+++ DATA FOR THIS TASK
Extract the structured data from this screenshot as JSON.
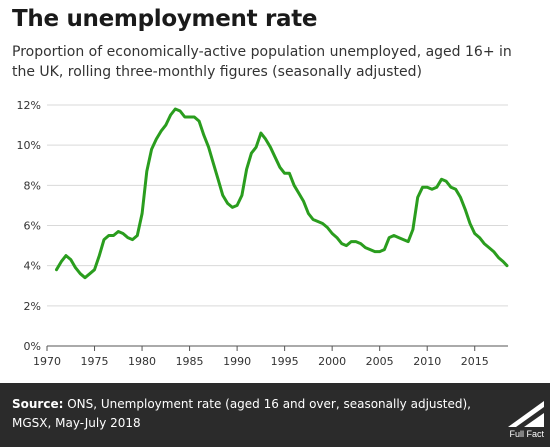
{
  "header": {
    "title": "The unemployment rate",
    "subtitle": "Proportion of economically-active population unemployed, aged 16+ in the UK, rolling three-monthly figures (seasonally adjusted)"
  },
  "footer": {
    "source_label": "Source:",
    "source_text": "ONS, Unemployment rate (aged 16 and over, seasonally adjusted), MGSX, May-July 2018",
    "logo_text": "Full Fact"
  },
  "colors": {
    "line": "#2a9d1e",
    "grid": "#d9d9d9",
    "footer_bg": "#2b2b2b"
  },
  "chart_data": {
    "type": "line",
    "title": "The unemployment rate",
    "xlabel": "",
    "ylabel": "",
    "xlim": [
      1970,
      2018.5
    ],
    "ylim": [
      0,
      12
    ],
    "x_ticks": [
      1970,
      1975,
      1980,
      1985,
      1990,
      1995,
      2000,
      2005,
      2010,
      2015
    ],
    "y_ticks": [
      0,
      2,
      4,
      6,
      8,
      10,
      12
    ],
    "y_tick_labels": [
      "0%",
      "2%",
      "4%",
      "6%",
      "8%",
      "10%",
      "12%"
    ],
    "grid": "horizontal",
    "series": [
      {
        "x": [
          1971.0,
          1971.5,
          1972.0,
          1972.5,
          1973.0,
          1973.5,
          1974.0,
          1974.5,
          1975.0,
          1975.5,
          1976.0,
          1976.5,
          1977.0,
          1977.5,
          1978.0,
          1978.5,
          1979.0,
          1979.5,
          1980.0,
          1980.5,
          1981.0,
          1981.5,
          1982.0,
          1982.5,
          1983.0,
          1983.5,
          1984.0,
          1984.5,
          1985.0,
          1985.5,
          1986.0,
          1986.5,
          1987.0,
          1987.5,
          1988.0,
          1988.5,
          1989.0,
          1989.5,
          1990.0,
          1990.5,
          1991.0,
          1991.5,
          1992.0,
          1992.5,
          1993.0,
          1993.5,
          1994.0,
          1994.5,
          1995.0,
          1995.5,
          1996.0,
          1996.5,
          1997.0,
          1997.5,
          1998.0,
          1998.5,
          1999.0,
          1999.5,
          2000.0,
          2000.5,
          2001.0,
          2001.5,
          2002.0,
          2002.5,
          2003.0,
          2003.5,
          2004.0,
          2004.5,
          2005.0,
          2005.5,
          2006.0,
          2006.5,
          2007.0,
          2007.5,
          2008.0,
          2008.5,
          2009.0,
          2009.5,
          2010.0,
          2010.5,
          2011.0,
          2011.5,
          2012.0,
          2012.5,
          2013.0,
          2013.5,
          2014.0,
          2014.5,
          2015.0,
          2015.5,
          2016.0,
          2016.5,
          2017.0,
          2017.5,
          2018.0,
          2018.4
        ],
        "values": [
          3.8,
          4.2,
          4.5,
          4.3,
          3.9,
          3.6,
          3.4,
          3.6,
          3.8,
          4.5,
          5.3,
          5.5,
          5.5,
          5.7,
          5.6,
          5.4,
          5.3,
          5.5,
          6.6,
          8.7,
          9.8,
          10.3,
          10.7,
          11.0,
          11.5,
          11.8,
          11.7,
          11.4,
          11.4,
          11.4,
          11.2,
          10.5,
          9.9,
          9.1,
          8.3,
          7.5,
          7.1,
          6.9,
          7.0,
          7.5,
          8.8,
          9.6,
          9.9,
          10.6,
          10.3,
          9.9,
          9.4,
          8.9,
          8.6,
          8.6,
          8.0,
          7.6,
          7.2,
          6.6,
          6.3,
          6.2,
          6.1,
          5.9,
          5.6,
          5.4,
          5.1,
          5.0,
          5.2,
          5.2,
          5.1,
          4.9,
          4.8,
          4.7,
          4.7,
          4.8,
          5.4,
          5.5,
          5.4,
          5.3,
          5.2,
          5.8,
          7.4,
          7.9,
          7.9,
          7.8,
          7.9,
          8.3,
          8.2,
          7.9,
          7.8,
          7.4,
          6.8,
          6.1,
          5.6,
          5.4,
          5.1,
          4.9,
          4.7,
          4.4,
          4.2,
          4.0
        ]
      }
    ]
  }
}
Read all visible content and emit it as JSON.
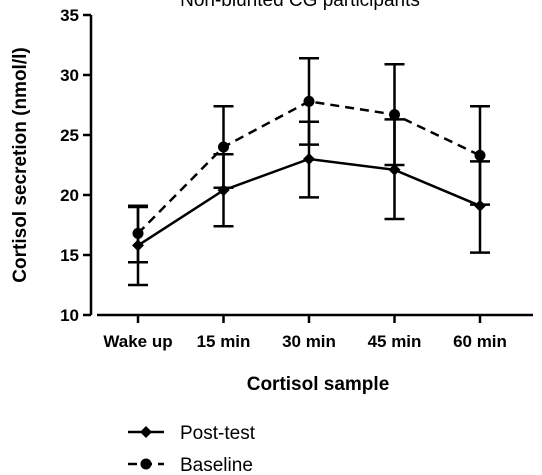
++++++
### TASK DETAILS
From the data above, show each line that contains "aged".

### OUTPUT
    "subtitle": "Proportion of economically-active population unemployed, aged 16+ in the UK, rolling three-monthly figures (seasonally adjusted)"
    "source_text": "ONS, Unemployment rate (aged 16 and over, seasonally adjusted), MGSX, May-July 2018",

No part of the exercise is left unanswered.